* Task objective: Below are the records; pull every line that includes "Over".

====== Entries shown ======

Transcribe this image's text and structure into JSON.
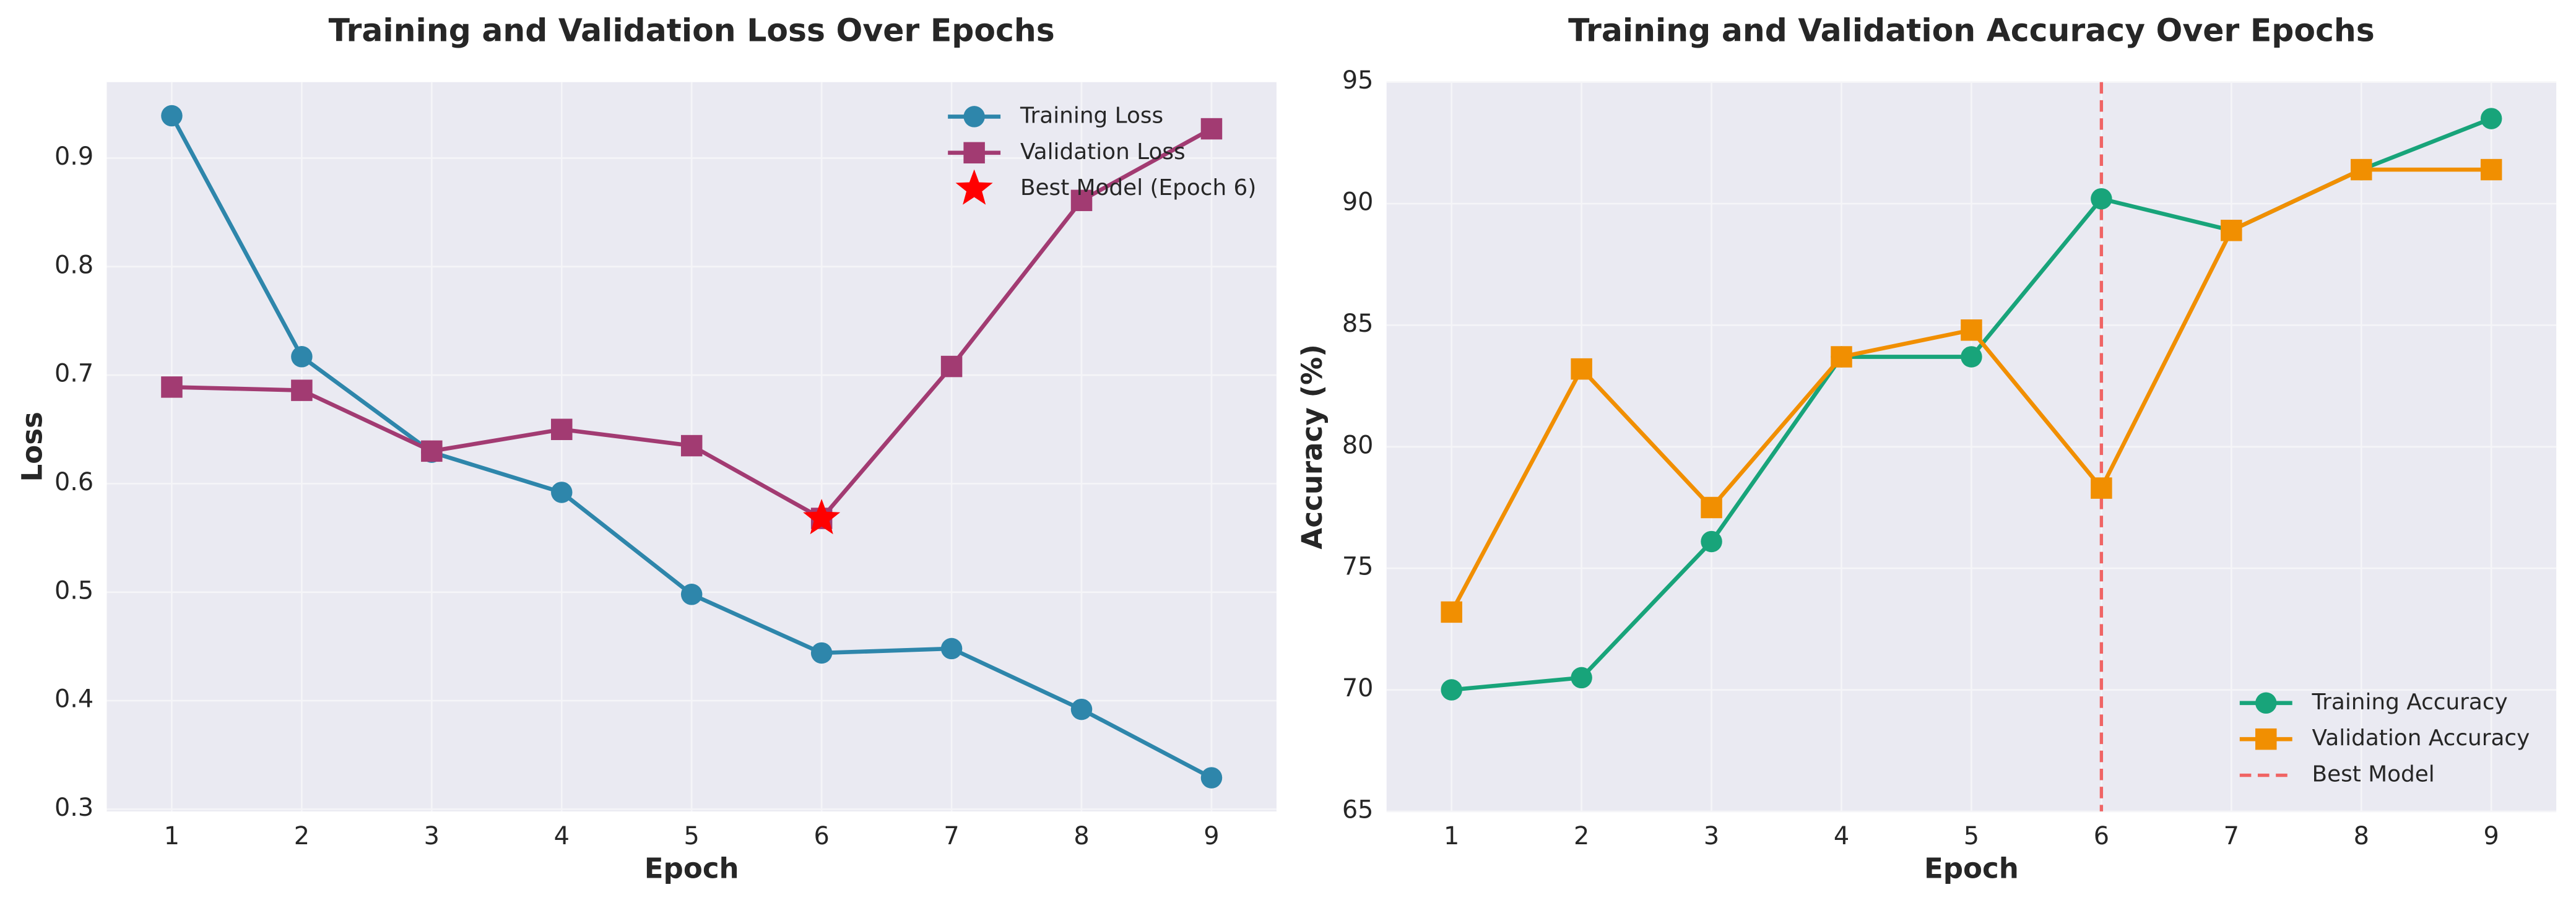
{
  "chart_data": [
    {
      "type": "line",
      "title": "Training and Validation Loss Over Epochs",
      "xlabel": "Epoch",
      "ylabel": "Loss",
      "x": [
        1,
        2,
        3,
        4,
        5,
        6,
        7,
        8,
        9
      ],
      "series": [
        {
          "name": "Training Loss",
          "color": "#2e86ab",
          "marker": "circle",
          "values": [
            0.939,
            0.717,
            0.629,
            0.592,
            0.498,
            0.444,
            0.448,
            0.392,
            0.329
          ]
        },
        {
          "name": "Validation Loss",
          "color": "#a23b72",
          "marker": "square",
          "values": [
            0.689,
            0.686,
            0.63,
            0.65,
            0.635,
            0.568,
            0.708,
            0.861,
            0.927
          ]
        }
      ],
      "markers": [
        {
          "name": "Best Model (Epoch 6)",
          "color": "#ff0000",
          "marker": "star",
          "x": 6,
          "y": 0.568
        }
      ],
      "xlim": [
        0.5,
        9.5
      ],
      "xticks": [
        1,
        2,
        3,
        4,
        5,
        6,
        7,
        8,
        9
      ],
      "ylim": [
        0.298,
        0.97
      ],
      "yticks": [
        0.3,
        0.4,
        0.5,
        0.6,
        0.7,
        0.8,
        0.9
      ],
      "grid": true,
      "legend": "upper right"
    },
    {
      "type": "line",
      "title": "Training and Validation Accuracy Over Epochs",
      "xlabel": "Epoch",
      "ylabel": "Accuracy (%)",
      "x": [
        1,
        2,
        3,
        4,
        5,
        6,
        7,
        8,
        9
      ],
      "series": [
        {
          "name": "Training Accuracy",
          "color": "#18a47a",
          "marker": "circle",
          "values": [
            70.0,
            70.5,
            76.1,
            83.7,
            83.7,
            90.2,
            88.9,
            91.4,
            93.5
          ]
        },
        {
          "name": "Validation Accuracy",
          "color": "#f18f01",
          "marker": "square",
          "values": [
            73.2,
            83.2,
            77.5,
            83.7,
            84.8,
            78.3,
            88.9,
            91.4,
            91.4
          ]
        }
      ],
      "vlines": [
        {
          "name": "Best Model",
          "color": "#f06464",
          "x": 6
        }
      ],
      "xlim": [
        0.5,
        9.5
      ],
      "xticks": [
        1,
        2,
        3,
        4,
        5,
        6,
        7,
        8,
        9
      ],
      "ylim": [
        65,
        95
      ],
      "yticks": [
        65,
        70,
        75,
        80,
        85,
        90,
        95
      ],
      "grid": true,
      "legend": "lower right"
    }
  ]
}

======
====== Entries shown ======

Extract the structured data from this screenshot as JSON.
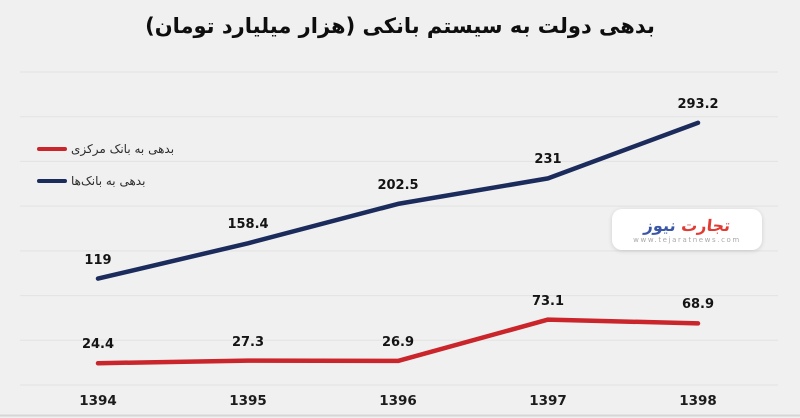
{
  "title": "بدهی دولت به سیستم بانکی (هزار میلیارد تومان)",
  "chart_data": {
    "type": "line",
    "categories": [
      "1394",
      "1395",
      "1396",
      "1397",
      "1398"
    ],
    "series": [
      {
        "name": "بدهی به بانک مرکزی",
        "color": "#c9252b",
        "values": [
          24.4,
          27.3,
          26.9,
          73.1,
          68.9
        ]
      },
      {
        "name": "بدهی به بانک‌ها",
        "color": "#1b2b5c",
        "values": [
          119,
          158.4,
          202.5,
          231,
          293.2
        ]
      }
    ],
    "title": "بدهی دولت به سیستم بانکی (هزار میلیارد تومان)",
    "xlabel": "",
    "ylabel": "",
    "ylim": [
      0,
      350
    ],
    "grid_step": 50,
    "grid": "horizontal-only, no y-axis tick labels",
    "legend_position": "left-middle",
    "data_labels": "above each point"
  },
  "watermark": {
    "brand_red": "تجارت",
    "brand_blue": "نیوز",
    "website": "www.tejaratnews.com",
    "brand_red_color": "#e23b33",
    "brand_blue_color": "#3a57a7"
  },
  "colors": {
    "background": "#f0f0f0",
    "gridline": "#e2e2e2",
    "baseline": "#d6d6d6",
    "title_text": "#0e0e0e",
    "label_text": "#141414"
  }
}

======

* Written response:
      "title": "Training and Validation Loss Over Epochs",
      "title": "Training and Validation Accuracy Over Epochs",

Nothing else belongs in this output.